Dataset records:
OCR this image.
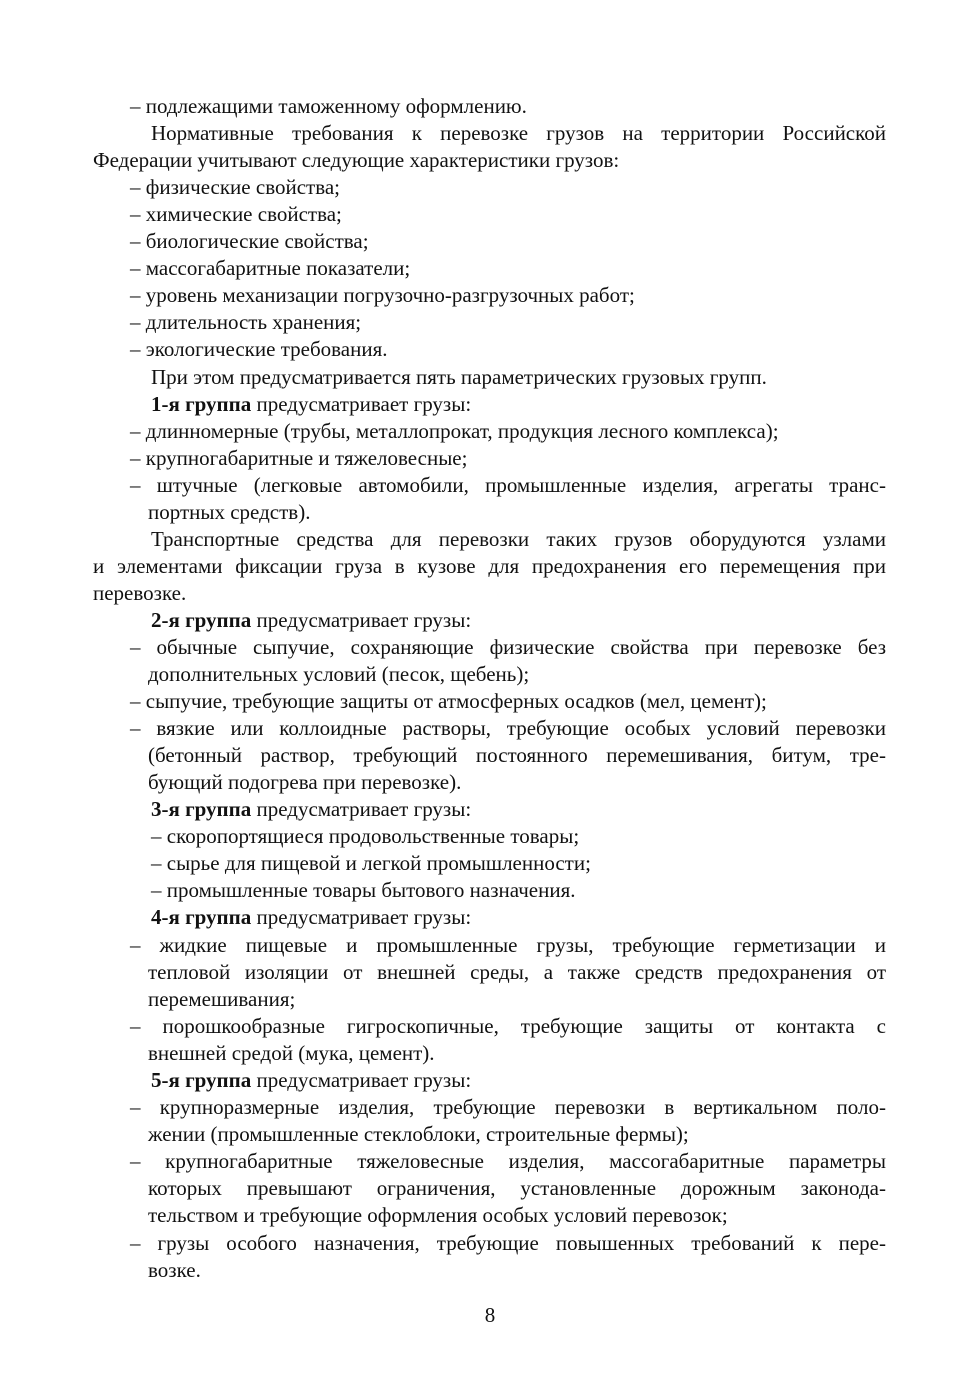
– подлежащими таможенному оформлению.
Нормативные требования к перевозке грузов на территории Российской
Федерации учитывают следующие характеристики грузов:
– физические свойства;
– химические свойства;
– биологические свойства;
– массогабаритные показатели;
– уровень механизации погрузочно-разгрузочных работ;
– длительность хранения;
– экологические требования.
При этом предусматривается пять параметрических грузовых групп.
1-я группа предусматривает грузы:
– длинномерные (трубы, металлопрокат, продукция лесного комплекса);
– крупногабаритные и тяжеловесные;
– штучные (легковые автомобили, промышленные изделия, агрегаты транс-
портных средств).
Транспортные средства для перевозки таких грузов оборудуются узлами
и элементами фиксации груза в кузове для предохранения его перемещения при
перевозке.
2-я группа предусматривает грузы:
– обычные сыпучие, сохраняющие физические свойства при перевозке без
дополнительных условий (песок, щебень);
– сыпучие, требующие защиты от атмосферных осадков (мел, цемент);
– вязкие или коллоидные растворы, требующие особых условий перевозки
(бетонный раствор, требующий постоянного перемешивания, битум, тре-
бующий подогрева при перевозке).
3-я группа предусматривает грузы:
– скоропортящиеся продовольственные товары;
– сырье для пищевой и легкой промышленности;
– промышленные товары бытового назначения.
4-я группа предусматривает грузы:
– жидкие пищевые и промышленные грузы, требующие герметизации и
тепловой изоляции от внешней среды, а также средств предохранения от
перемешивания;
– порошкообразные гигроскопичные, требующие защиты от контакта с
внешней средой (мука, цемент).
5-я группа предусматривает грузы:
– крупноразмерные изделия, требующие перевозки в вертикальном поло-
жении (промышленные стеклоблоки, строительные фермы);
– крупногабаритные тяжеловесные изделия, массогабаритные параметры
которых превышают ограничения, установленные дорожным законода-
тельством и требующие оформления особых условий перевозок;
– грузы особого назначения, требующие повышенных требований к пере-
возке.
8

...

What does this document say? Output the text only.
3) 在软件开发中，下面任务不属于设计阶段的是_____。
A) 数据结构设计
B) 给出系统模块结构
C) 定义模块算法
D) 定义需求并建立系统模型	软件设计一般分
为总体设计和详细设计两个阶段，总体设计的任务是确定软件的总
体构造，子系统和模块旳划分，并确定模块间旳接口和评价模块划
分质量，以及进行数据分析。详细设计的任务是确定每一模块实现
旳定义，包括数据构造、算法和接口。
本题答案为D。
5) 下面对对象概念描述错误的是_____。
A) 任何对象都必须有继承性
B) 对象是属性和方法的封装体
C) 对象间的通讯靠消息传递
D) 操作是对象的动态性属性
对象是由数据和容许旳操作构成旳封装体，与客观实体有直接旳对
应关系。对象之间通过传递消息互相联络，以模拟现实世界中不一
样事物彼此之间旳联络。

▸ **What is asked**:
Return all the lines that contain the string "перевозки".

▸ **Answer to the exercise**:
Транспортные средства для перевозки таких грузов оборудуются узлами
– вязкие или коллоидные растворы, требующие особых условий перевозки
– крупноразмерные изделия, требующие перевозки в вертикальном поло-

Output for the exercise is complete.